What the exercise asks: Print each of the following lines unchanged, from the first to the last.

Supplied records:
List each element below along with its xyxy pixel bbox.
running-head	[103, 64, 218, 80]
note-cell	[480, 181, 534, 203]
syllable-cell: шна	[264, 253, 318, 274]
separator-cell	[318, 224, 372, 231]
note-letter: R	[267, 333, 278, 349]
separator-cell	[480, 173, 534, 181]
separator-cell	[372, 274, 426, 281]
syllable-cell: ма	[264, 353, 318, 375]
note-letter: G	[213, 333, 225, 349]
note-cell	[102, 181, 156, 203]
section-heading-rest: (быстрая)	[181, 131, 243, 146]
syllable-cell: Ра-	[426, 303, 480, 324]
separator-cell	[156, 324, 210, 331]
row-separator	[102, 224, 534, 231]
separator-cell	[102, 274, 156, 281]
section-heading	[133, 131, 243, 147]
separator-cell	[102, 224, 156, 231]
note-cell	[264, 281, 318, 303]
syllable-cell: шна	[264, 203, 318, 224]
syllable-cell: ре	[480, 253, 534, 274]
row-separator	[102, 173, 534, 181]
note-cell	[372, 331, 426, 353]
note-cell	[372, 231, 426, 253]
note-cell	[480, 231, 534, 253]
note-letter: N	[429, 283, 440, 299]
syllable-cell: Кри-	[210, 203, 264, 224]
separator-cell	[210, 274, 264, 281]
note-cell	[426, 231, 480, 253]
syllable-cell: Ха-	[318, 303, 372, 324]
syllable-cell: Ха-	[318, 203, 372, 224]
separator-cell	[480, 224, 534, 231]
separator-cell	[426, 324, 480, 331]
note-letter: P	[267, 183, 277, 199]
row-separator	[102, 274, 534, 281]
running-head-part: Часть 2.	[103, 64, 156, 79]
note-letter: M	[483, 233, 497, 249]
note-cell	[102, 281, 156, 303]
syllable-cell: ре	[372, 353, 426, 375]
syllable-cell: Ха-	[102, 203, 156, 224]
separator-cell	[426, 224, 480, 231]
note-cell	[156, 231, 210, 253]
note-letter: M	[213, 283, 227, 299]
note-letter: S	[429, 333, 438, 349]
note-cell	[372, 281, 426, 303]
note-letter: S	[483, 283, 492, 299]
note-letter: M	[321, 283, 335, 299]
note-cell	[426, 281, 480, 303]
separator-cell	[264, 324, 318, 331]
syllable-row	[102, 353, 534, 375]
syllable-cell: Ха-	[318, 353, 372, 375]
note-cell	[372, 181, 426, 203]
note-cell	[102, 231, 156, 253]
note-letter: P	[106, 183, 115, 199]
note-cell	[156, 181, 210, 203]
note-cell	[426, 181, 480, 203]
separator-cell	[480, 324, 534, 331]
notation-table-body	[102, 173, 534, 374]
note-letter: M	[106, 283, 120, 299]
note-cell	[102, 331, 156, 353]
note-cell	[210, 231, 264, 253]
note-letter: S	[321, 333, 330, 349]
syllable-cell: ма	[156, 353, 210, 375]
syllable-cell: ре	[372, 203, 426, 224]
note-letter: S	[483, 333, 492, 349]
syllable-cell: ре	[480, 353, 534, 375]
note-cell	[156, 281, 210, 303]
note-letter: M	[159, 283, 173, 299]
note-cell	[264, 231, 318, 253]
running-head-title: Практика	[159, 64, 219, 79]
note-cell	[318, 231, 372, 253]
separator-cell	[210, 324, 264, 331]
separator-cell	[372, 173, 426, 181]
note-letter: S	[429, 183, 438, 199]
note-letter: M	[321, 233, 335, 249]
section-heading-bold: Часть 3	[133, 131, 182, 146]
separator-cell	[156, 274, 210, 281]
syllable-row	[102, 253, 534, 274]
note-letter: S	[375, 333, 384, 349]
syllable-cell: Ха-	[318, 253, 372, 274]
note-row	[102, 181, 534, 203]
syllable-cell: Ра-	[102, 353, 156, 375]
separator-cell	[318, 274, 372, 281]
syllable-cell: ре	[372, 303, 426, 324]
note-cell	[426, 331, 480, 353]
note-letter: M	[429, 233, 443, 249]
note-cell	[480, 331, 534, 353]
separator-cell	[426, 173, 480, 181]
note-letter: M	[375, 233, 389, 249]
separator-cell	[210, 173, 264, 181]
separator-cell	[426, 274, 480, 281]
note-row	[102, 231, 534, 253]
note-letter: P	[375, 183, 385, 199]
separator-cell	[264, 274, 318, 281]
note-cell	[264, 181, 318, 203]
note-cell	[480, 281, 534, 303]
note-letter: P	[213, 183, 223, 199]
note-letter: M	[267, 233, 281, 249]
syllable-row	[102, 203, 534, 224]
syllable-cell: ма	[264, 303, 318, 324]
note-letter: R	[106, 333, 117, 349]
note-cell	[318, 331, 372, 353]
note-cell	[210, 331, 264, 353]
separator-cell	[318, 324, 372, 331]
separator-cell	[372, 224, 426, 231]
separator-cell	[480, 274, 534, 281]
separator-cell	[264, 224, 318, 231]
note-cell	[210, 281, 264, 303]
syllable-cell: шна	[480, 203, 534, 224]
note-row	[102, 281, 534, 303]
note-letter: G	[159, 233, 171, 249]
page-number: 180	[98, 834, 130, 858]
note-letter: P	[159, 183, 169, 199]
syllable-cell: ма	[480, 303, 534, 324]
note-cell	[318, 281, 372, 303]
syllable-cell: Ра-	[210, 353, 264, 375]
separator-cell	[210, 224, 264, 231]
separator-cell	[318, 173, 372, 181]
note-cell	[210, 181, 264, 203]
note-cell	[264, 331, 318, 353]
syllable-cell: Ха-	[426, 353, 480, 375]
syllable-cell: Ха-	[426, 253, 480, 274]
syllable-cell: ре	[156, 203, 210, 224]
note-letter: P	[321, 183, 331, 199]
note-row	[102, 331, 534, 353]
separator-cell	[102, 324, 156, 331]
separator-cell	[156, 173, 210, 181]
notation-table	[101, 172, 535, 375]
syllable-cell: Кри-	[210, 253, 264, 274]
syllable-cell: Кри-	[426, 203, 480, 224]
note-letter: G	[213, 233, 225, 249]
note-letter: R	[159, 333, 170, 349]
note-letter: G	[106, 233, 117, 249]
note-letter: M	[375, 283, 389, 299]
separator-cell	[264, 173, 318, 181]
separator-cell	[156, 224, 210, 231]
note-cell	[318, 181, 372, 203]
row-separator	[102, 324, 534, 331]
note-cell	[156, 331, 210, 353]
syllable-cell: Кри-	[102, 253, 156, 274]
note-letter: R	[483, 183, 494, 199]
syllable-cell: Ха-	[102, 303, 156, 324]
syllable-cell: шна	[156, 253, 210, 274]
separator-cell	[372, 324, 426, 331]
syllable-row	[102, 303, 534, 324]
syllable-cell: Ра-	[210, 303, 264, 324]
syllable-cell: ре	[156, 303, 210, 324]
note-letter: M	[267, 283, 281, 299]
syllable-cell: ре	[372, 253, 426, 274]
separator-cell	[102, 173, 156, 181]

Solution for this problem:
List each element below along with its xyxy pixel bbox.
running-head	[103, 64, 218, 80]
note-cell	[480, 181, 534, 203]
syllable-cell: шна	[264, 253, 318, 274]
separator-cell	[318, 224, 372, 231]
note-letter: R	[267, 333, 278, 349]
separator-cell	[480, 173, 534, 181]
separator-cell	[372, 274, 426, 281]
syllable-cell: ма	[264, 353, 318, 375]
note-letter: G	[213, 333, 225, 349]
note-cell	[102, 181, 156, 203]
section-heading-rest: (быстрая)	[181, 131, 243, 146]
syllable-cell: Ра-	[426, 303, 480, 324]
separator-cell	[156, 324, 210, 331]
row-separator	[102, 224, 534, 231]
separator-cell	[102, 274, 156, 281]
section-heading	[133, 131, 243, 147]
separator-cell	[102, 224, 156, 231]
note-cell	[264, 281, 318, 303]
syllable-cell: шна	[264, 203, 318, 224]
syllable-cell: ре	[480, 253, 534, 274]
row-separator	[102, 173, 534, 181]
note-cell	[372, 331, 426, 353]
note-cell	[372, 231, 426, 253]
note-cell	[480, 231, 534, 253]
note-letter: N	[429, 283, 440, 299]
syllable-cell: Кри-	[210, 203, 264, 224]
separator-cell	[210, 274, 264, 281]
note-cell	[426, 231, 480, 253]
syllable-cell: Ха-	[318, 303, 372, 324]
syllable-cell: Ха-	[318, 203, 372, 224]
separator-cell	[480, 224, 534, 231]
separator-cell	[426, 324, 480, 331]
note-letter: P	[267, 183, 277, 199]
row-separator	[102, 274, 534, 281]
running-head-part: Часть 2.	[103, 64, 156, 79]
note-letter: M	[483, 233, 497, 249]
note-cell	[102, 281, 156, 303]
syllable-cell: ре	[372, 353, 426, 375]
syllable-cell: Ха-	[102, 203, 156, 224]
separator-cell	[426, 224, 480, 231]
note-cell	[156, 231, 210, 253]
note-letter: M	[213, 283, 227, 299]
note-letter: S	[429, 333, 438, 349]
note-cell	[372, 281, 426, 303]
note-letter: S	[483, 283, 492, 299]
note-letter: M	[321, 283, 335, 299]
note-cell	[426, 281, 480, 303]
separator-cell	[264, 324, 318, 331]
syllable-row	[102, 353, 534, 375]
syllable-cell: Ха-	[318, 353, 372, 375]
note-cell	[372, 181, 426, 203]
note-cell	[102, 231, 156, 253]
note-letter: P	[106, 183, 115, 199]
note-cell	[156, 181, 210, 203]
note-cell	[426, 181, 480, 203]
separator-cell	[480, 324, 534, 331]
notation-table-body	[102, 173, 534, 374]
note-letter: M	[106, 283, 120, 299]
note-cell	[102, 331, 156, 353]
note-cell	[210, 231, 264, 253]
note-letter: S	[321, 333, 330, 349]
syllable-cell: ма	[156, 353, 210, 375]
syllable-cell: ре	[372, 203, 426, 224]
note-letter: S	[483, 333, 492, 349]
syllable-cell: ре	[480, 353, 534, 375]
note-cell	[156, 281, 210, 303]
note-letter: M	[159, 283, 173, 299]
note-cell	[264, 231, 318, 253]
running-head-title: Практика	[159, 64, 219, 79]
note-cell	[318, 231, 372, 253]
separator-cell	[210, 324, 264, 331]
separator-cell	[372, 173, 426, 181]
note-letter: S	[429, 183, 438, 199]
note-letter: M	[321, 233, 335, 249]
section-heading-bold: Часть 3	[133, 131, 182, 146]
separator-cell	[156, 274, 210, 281]
syllable-row	[102, 253, 534, 274]
note-letter: S	[375, 333, 384, 349]
syllable-cell: Ха-	[318, 253, 372, 274]
note-row	[102, 181, 534, 203]
syllable-cell: Ра-	[102, 353, 156, 375]
separator-cell	[318, 274, 372, 281]
syllable-cell: ре	[372, 303, 426, 324]
note-cell	[426, 331, 480, 353]
note-letter: M	[429, 233, 443, 249]
note-cell	[480, 331, 534, 353]
separator-cell	[426, 173, 480, 181]
note-letter: M	[375, 233, 389, 249]
separator-cell	[210, 173, 264, 181]
separator-cell	[426, 274, 480, 281]
note-row	[102, 231, 534, 253]
note-letter: P	[375, 183, 385, 199]
separator-cell	[264, 274, 318, 281]
note-cell	[264, 181, 318, 203]
note-cell	[480, 281, 534, 303]
note-letter: P	[213, 183, 223, 199]
note-letter: M	[267, 233, 281, 249]
syllable-row	[102, 203, 534, 224]
syllable-cell: ма	[264, 303, 318, 324]
note-letter: R	[106, 333, 117, 349]
note-cell	[318, 331, 372, 353]
note-cell	[210, 331, 264, 353]
separator-cell	[318, 324, 372, 331]
separator-cell	[372, 224, 426, 231]
separator-cell	[480, 274, 534, 281]
separator-cell	[264, 224, 318, 231]
note-cell	[210, 281, 264, 303]
syllable-cell: шна	[480, 203, 534, 224]
note-row	[102, 281, 534, 303]
note-letter: G	[159, 233, 171, 249]
page-number: 180	[98, 834, 130, 858]
note-letter: P	[159, 183, 169, 199]
syllable-cell: ма	[480, 303, 534, 324]
note-cell	[318, 281, 372, 303]
syllable-cell: Ра-	[210, 353, 264, 375]
separator-cell	[210, 224, 264, 231]
separator-cell	[318, 173, 372, 181]
note-cell	[210, 181, 264, 203]
note-cell	[264, 331, 318, 353]
syllable-cell: Ха-	[426, 353, 480, 375]
syllable-cell: Ха-	[426, 253, 480, 274]
syllable-cell: ре	[156, 203, 210, 224]
note-letter: P	[321, 183, 331, 199]
note-row	[102, 331, 534, 353]
separator-cell	[102, 324, 156, 331]
separator-cell	[156, 173, 210, 181]
notation-table	[101, 172, 535, 375]
syllable-cell: Кри-	[210, 253, 264, 274]
syllable-cell: Кри-	[426, 203, 480, 224]
note-letter: G	[213, 233, 225, 249]
note-letter: R	[159, 333, 170, 349]
note-letter: G	[106, 233, 117, 249]
note-letter: M	[375, 283, 389, 299]
separator-cell	[264, 173, 318, 181]
separator-cell	[156, 224, 210, 231]
note-cell	[318, 181, 372, 203]
row-separator	[102, 324, 534, 331]
note-cell	[156, 331, 210, 353]
syllable-cell: Кри-	[102, 253, 156, 274]
note-letter: R	[483, 183, 494, 199]
syllable-cell: Ха-	[102, 303, 156, 324]
syllable-cell: шна	[156, 253, 210, 274]
separator-cell	[372, 324, 426, 331]
syllable-row	[102, 303, 534, 324]
syllable-cell: Ра-	[210, 303, 264, 324]
syllable-cell: ре	[156, 303, 210, 324]
note-letter: M	[267, 283, 281, 299]
syllable-cell: ре	[372, 253, 426, 274]
separator-cell	[102, 173, 156, 181]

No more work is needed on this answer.